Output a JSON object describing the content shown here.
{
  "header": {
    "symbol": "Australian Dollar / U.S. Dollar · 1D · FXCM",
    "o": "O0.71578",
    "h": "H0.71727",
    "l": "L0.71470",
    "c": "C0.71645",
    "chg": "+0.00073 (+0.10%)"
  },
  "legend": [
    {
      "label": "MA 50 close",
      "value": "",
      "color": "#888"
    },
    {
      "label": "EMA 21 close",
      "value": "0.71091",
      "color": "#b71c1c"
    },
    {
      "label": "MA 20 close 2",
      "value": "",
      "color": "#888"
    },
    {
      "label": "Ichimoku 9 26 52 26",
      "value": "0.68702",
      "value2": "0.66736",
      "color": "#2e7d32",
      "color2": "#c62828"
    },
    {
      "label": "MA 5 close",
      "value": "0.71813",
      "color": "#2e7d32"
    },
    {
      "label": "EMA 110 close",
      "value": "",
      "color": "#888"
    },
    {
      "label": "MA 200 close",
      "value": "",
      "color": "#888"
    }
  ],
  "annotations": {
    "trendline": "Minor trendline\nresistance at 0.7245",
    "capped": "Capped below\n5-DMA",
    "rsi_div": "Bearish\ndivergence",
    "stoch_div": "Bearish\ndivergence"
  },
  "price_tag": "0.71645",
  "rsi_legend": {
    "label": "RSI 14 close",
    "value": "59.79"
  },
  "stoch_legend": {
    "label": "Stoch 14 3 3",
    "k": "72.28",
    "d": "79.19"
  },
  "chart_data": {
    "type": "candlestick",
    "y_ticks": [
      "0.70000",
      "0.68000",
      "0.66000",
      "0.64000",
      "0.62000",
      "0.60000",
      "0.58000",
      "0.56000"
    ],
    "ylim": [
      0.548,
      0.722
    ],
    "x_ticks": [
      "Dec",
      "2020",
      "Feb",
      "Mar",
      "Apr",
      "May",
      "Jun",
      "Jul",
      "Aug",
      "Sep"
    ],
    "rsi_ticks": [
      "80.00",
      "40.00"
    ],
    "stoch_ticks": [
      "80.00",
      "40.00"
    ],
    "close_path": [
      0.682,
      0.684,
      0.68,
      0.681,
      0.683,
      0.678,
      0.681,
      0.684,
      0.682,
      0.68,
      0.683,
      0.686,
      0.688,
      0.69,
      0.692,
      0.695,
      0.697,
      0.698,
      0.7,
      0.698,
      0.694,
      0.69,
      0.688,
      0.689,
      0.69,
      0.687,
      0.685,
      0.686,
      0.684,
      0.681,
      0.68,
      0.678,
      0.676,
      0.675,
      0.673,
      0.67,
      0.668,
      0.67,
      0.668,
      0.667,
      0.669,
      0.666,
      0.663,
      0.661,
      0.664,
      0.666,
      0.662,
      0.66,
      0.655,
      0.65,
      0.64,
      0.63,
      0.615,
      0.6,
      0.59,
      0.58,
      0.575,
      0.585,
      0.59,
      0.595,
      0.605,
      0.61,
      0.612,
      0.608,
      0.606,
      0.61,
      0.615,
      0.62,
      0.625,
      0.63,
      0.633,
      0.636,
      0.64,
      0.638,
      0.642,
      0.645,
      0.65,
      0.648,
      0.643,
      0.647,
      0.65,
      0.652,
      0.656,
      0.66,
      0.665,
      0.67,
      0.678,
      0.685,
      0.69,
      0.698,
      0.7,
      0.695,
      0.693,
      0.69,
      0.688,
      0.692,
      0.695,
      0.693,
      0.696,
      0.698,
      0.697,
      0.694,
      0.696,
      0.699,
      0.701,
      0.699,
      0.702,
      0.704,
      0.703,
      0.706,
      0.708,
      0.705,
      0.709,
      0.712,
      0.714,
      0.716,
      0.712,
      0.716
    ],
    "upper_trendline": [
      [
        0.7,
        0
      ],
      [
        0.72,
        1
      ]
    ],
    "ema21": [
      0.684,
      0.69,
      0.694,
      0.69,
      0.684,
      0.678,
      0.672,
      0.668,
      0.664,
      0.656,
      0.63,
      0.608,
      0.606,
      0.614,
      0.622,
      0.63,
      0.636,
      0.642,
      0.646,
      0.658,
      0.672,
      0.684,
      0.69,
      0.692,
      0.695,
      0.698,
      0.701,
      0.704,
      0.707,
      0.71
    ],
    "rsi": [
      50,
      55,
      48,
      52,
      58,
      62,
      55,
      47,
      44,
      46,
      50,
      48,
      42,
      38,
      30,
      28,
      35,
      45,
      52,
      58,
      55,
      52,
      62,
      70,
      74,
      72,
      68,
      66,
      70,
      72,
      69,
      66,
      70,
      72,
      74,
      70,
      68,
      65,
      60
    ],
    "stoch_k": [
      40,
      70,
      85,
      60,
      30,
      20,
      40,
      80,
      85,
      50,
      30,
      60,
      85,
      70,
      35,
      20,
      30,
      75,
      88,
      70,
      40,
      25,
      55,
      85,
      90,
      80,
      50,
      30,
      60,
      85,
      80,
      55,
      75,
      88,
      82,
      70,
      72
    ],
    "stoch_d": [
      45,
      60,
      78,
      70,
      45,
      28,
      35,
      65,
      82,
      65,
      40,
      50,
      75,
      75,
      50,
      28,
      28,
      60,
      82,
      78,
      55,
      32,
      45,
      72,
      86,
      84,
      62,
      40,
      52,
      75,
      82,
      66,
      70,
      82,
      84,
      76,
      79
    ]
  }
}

────

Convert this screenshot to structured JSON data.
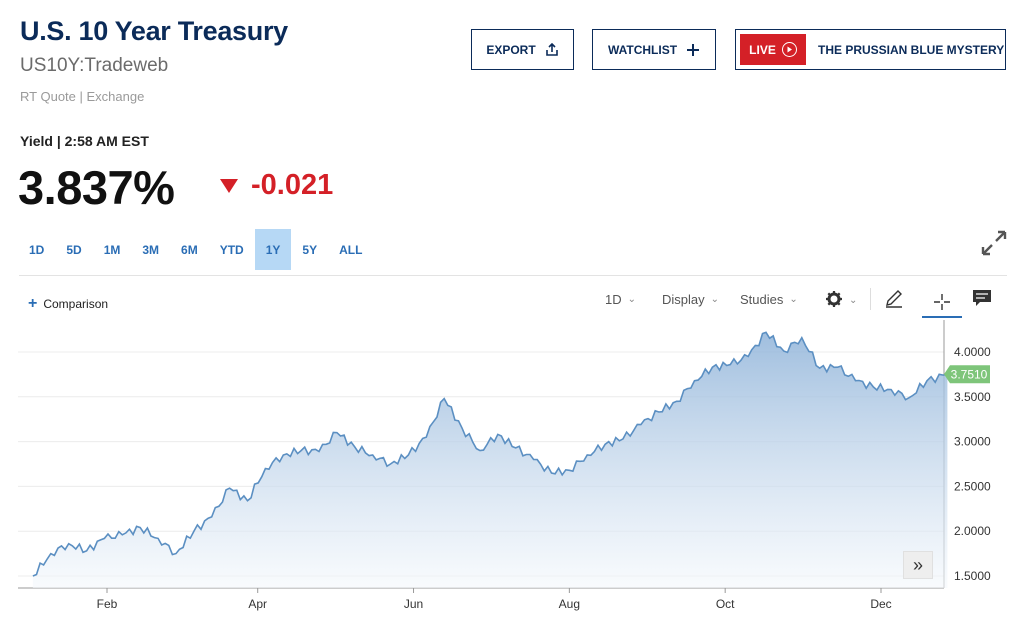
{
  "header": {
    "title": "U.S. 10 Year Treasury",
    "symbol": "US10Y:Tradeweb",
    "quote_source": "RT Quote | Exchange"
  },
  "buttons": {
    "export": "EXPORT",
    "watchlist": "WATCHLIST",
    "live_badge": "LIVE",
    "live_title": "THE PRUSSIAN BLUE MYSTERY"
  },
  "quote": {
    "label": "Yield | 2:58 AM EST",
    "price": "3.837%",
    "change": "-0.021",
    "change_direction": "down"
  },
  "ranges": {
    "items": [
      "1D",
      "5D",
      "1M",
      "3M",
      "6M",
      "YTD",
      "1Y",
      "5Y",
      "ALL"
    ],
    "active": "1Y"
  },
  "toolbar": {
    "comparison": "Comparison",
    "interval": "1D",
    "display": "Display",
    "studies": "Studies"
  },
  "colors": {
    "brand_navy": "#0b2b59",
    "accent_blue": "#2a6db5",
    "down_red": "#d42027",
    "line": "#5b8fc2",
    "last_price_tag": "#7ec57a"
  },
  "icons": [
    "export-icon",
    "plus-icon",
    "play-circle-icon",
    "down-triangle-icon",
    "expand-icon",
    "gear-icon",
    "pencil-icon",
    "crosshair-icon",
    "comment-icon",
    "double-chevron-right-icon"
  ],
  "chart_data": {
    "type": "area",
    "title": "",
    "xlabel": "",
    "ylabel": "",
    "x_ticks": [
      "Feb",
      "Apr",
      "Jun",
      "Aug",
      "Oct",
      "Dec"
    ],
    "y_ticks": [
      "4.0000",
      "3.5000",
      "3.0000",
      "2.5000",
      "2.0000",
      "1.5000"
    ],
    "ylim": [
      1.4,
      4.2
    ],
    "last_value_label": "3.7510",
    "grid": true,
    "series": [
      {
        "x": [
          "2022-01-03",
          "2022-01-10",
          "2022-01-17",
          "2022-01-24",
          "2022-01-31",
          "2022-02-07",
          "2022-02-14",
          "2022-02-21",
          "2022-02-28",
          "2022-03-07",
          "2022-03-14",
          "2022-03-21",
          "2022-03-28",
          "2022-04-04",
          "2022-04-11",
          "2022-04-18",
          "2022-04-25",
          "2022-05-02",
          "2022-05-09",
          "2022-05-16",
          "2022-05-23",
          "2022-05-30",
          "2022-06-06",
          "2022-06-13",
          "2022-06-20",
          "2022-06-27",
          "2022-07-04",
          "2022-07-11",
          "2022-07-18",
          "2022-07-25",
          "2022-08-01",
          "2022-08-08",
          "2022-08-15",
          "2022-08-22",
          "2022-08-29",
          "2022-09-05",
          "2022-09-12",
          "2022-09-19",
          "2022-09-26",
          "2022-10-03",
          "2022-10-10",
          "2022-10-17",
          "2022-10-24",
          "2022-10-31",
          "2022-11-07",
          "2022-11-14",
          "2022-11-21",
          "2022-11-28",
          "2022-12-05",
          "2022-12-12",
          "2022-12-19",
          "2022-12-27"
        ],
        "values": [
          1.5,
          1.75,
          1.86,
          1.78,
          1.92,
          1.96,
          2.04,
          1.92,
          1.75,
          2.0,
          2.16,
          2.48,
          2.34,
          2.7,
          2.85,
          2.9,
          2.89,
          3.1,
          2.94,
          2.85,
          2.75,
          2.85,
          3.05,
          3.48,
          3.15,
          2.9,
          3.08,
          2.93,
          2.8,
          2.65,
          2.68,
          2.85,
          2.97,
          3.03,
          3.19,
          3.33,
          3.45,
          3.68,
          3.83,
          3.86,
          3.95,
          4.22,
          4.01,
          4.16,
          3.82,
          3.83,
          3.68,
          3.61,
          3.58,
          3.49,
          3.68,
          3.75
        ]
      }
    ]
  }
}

────

◆ WHAT THE EXERCISE ASKS ◆
Across the preceding material, how many lines contain the word "Bearish"? State the number alone.

◆ RESPONSE TO THIS EXERCISE ◆
2